Go through the material below and copy each line where the word "Categories" appears.

>> Begin Data for processing

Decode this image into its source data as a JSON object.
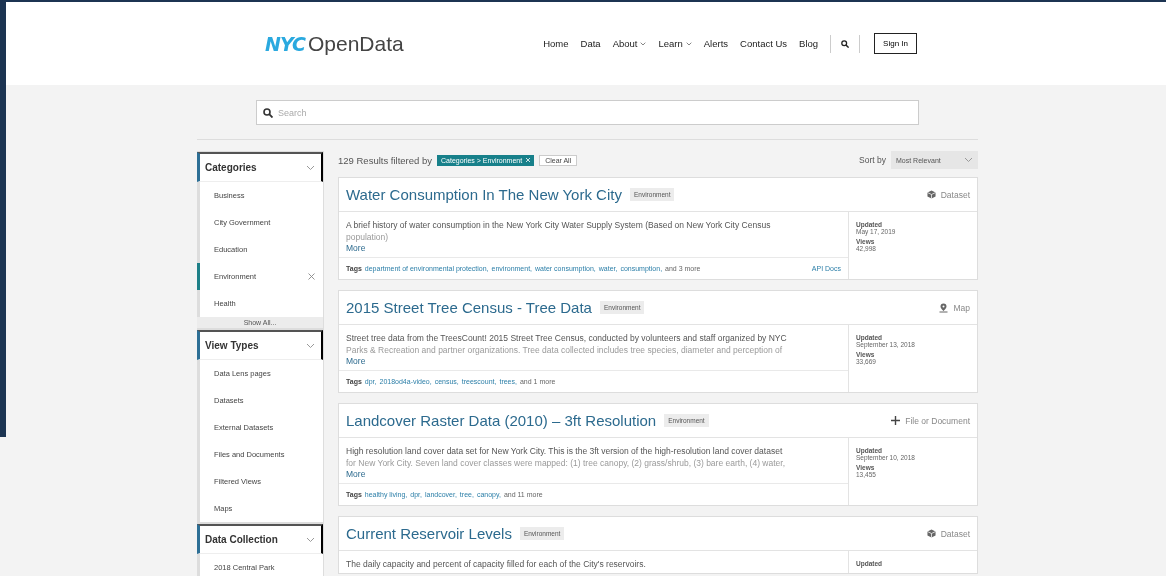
{
  "header": {
    "logo_mark": "NYC",
    "logo_text": "OpenData",
    "nav": [
      {
        "label": "Home",
        "dropdown": false
      },
      {
        "label": "Data",
        "dropdown": false
      },
      {
        "label": "About",
        "dropdown": true
      },
      {
        "label": "Learn",
        "dropdown": true
      },
      {
        "label": "Alerts",
        "dropdown": false
      },
      {
        "label": "Contact Us",
        "dropdown": false
      },
      {
        "label": "Blog",
        "dropdown": false
      }
    ],
    "sign_in": "Sign In"
  },
  "search": {
    "placeholder": "Search"
  },
  "sidebar": {
    "sections": [
      {
        "title": "Categories",
        "expanded": true,
        "items": [
          {
            "label": "Business",
            "selected": false
          },
          {
            "label": "City Government",
            "selected": false
          },
          {
            "label": "Education",
            "selected": false
          },
          {
            "label": "Environment",
            "selected": true
          },
          {
            "label": "Health",
            "selected": false
          }
        ],
        "show_all": "Show All..."
      },
      {
        "title": "View Types",
        "expanded": true,
        "items": [
          {
            "label": "Data Lens pages",
            "selected": false
          },
          {
            "label": "Datasets",
            "selected": false
          },
          {
            "label": "External Datasets",
            "selected": false
          },
          {
            "label": "Files and Documents",
            "selected": false
          },
          {
            "label": "Filtered Views",
            "selected": false
          },
          {
            "label": "Maps",
            "selected": false
          }
        ]
      },
      {
        "title": "Data Collection",
        "expanded": true,
        "items": [
          {
            "label": "2018 Central Park",
            "selected": false
          }
        ]
      }
    ]
  },
  "results": {
    "summary": "129 Results filtered by",
    "filter_chip": "Categories > Environment",
    "clear_all": "Clear All",
    "sort_label": "Sort by",
    "sort_value": "Most Relevant",
    "cards": [
      {
        "title": "Water Consumption In The New York City",
        "category": "Environment",
        "kind": "dataset",
        "type_label": "Dataset",
        "description_lines": [
          "A brief history of water consumption in the New York City Water Supply System (Based on New York City Census",
          "population)"
        ],
        "more": "More",
        "tags_label": "Tags",
        "tags": [
          "department of environmental protection,",
          "environment,",
          "water consumption,",
          "water,",
          "consumption,"
        ],
        "tags_more": "and 3 more",
        "api_docs": "API Docs",
        "updated_label": "Updated",
        "updated": "May 17, 2019",
        "views_label": "Views",
        "views": "42,998"
      },
      {
        "title": "2015 Street Tree Census - Tree Data",
        "category": "Environment",
        "kind": "map",
        "type_label": "Map",
        "description_lines": [
          "Street tree data from the TreesCount! 2015 Street Tree Census, conducted by volunteers and staff organized by NYC",
          "Parks & Recreation and partner organizations. Tree data collected includes tree species, diameter and perception of"
        ],
        "more": "More",
        "tags_label": "Tags",
        "tags": [
          "dpr,",
          "2018od4a-video,",
          "census,",
          "treescount,",
          "trees,"
        ],
        "tags_more": "and 1 more",
        "updated_label": "Updated",
        "updated": "September 13, 2018",
        "views_label": "Views",
        "views": "33,669"
      },
      {
        "title": "Landcover Raster Data (2010) – 3ft Resolution",
        "category": "Environment",
        "kind": "file",
        "type_label": "File or Document",
        "description_lines": [
          "High resolution land cover data set for New York City. This is the 3ft version of the high-resolution land cover dataset",
          "for New York City. Seven land cover classes were mapped: (1) tree canopy, (2) grass/shrub, (3) bare earth, (4) water,"
        ],
        "more": "More",
        "tags_label": "Tags",
        "tags": [
          "healthy living,",
          "dpr,",
          "landcover,",
          "tree,",
          "canopy,"
        ],
        "tags_more": "and 11 more",
        "updated_label": "Updated",
        "updated": "September 10, 2018",
        "views_label": "Views",
        "views": "13,455"
      },
      {
        "title": "Current Reservoir Levels",
        "category": "Environment",
        "kind": "dataset",
        "type_label": "Dataset",
        "description_lines": [
          "The daily capacity and percent of capacity filled for each of the City's reservoirs."
        ],
        "updated_label": "Updated"
      }
    ]
  }
}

>> End Data for processing

▶ Completed exercise
        "title": "Categories",
    "filter_chip": "Categories > Environment",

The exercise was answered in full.